Your task is to transcribe, word for word, the line containing "Enumerate this screenshot's" and all lines that follow it to the end of the entries. Leave out the pictures.

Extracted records
***
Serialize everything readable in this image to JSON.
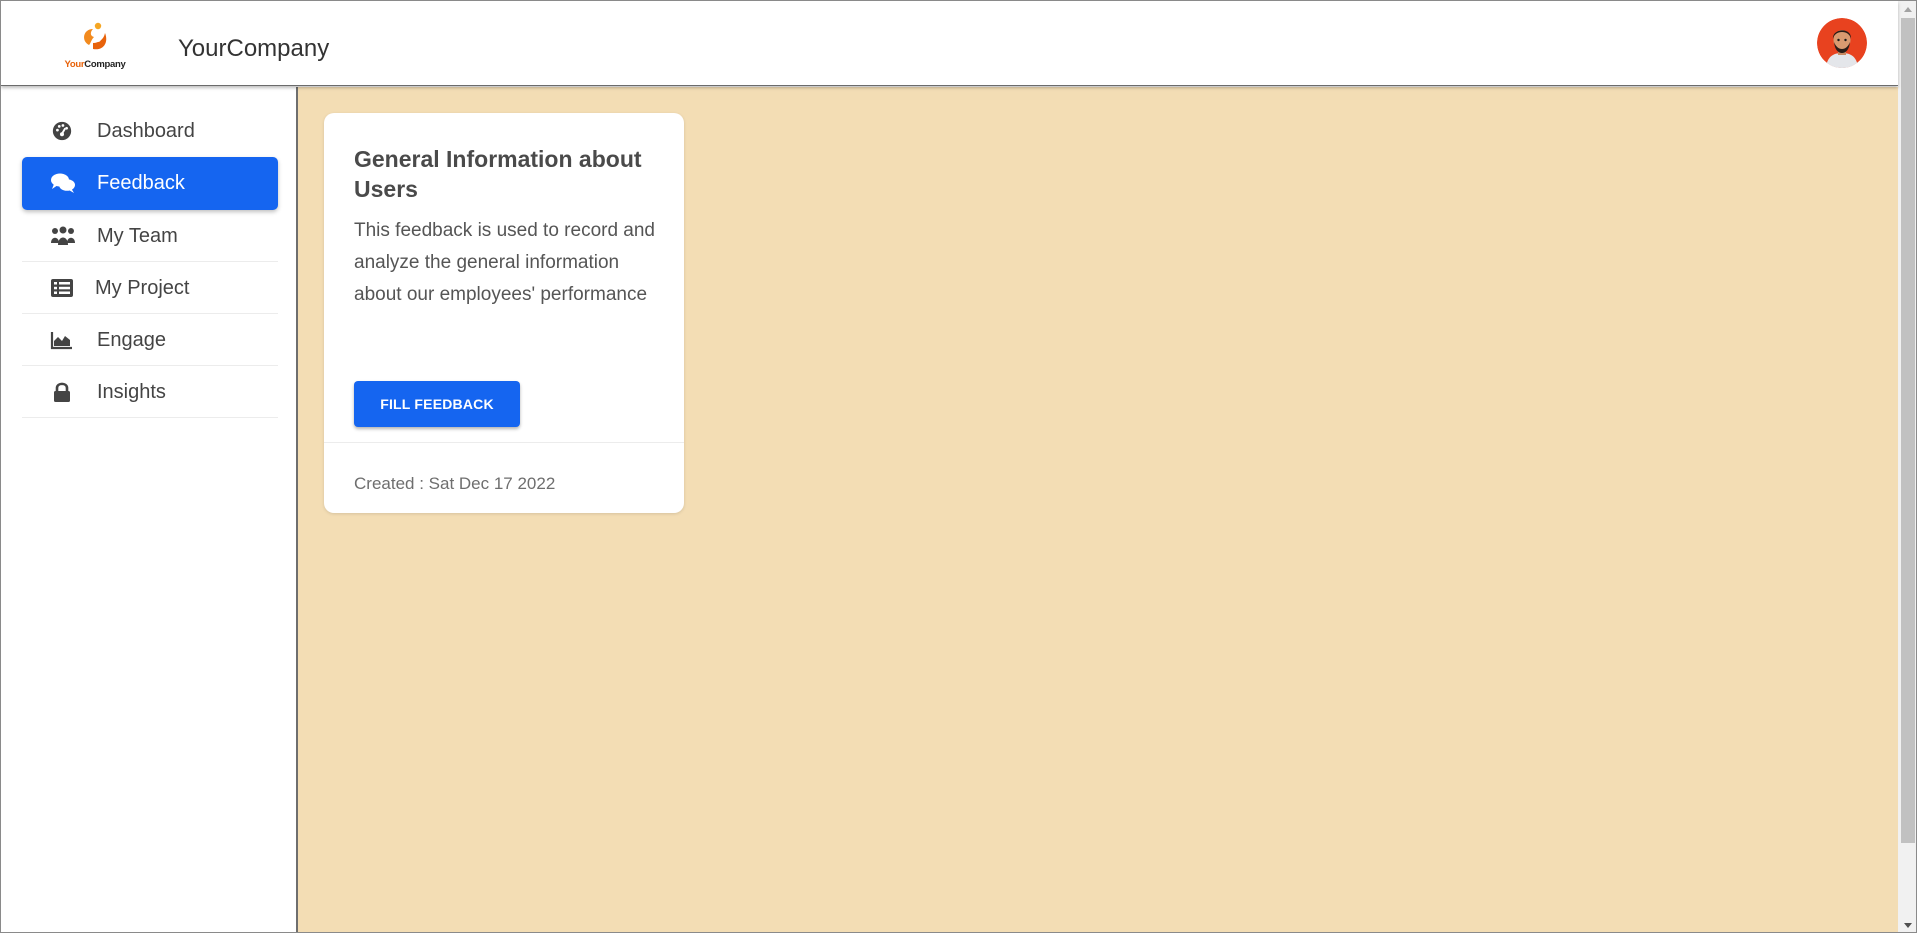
{
  "header": {
    "logo_text_your": "Your",
    "logo_text_company": "Company",
    "brand": "YourCompany"
  },
  "sidebar": {
    "items": [
      {
        "label": "Dashboard",
        "icon": "dashboard-gauge-icon",
        "active": false
      },
      {
        "label": "Feedback",
        "icon": "comments-icon",
        "active": true
      },
      {
        "label": "My Team",
        "icon": "team-icon",
        "active": false
      },
      {
        "label": "My Project",
        "icon": "list-icon",
        "active": false
      },
      {
        "label": "Engage",
        "icon": "area-chart-icon",
        "active": false
      },
      {
        "label": "Insights",
        "icon": "lock-icon",
        "active": false
      }
    ]
  },
  "main": {
    "card": {
      "title": "General Information about Users",
      "description": "This feedback is used to record and analyze the general information about our employees' performance",
      "button_label": "FILL FEEDBACK",
      "footer": "Created : Sat Dec 17 2022"
    }
  },
  "colors": {
    "accent": "#1565f0",
    "main_background": "#f3ddb4",
    "logo_orange": "#e8620a",
    "avatar_background": "#e8421f"
  }
}
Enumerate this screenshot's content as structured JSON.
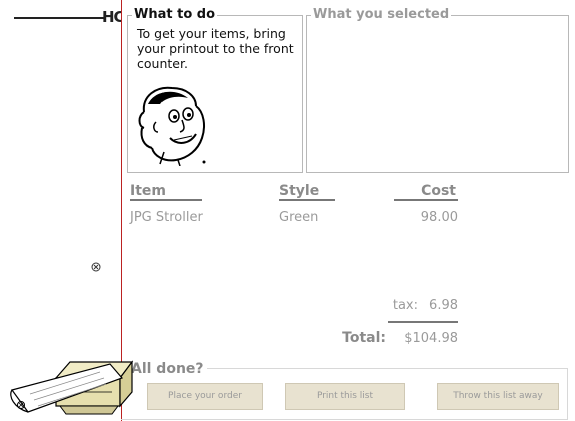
{
  "left_strip": {
    "clipped_text": "HC"
  },
  "what_to_do": {
    "legend": "What to do",
    "instructions": "To get your items, bring your printout to the front counter."
  },
  "what_you_selected": {
    "legend": "What you selected"
  },
  "table": {
    "headers": {
      "item": "Item",
      "style": "Style",
      "cost": "Cost"
    },
    "rows": [
      {
        "item": "JPG Stroller",
        "style": "Green",
        "cost": "98.00"
      }
    ],
    "tax_label": "tax:",
    "tax_value": "6.98",
    "total_label": "Total:",
    "total_value": "$104.98"
  },
  "all_done": {
    "legend": "All done?",
    "buttons": {
      "place_order": "Place your order",
      "print_list": "Print this list",
      "throw_away": "Throw this list away"
    }
  },
  "colors": {
    "accent_line": "#b22222",
    "button_bg": "#e8e2d0",
    "printer_body": "#e6dfae"
  },
  "icons": [
    "printer-icon",
    "cartoon-face-icon",
    "circle-x-icon"
  ]
}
***
● Answer to this task
Enumerate this screenshot's content as structured JSON.
{
  "left_strip": {
    "clipped_text": "HC"
  },
  "what_to_do": {
    "legend": "What to do",
    "instructions": "To get your items, bring your printout to the front counter."
  },
  "what_you_selected": {
    "legend": "What you selected"
  },
  "table": {
    "headers": {
      "item": "Item",
      "style": "Style",
      "cost": "Cost"
    },
    "rows": [
      {
        "item": "JPG Stroller",
        "style": "Green",
        "cost": "98.00"
      }
    ],
    "tax_label": "tax:",
    "tax_value": "6.98",
    "total_label": "Total:",
    "total_value": "$104.98"
  },
  "all_done": {
    "legend": "All done?",
    "buttons": {
      "place_order": "Place your order",
      "print_list": "Print this list",
      "throw_away": "Throw this list away"
    }
  },
  "colors": {
    "accent_line": "#b22222",
    "button_bg": "#e8e2d0",
    "printer_body": "#e6dfae"
  },
  "icons": [
    "printer-icon",
    "cartoon-face-icon",
    "circle-x-icon"
  ]
}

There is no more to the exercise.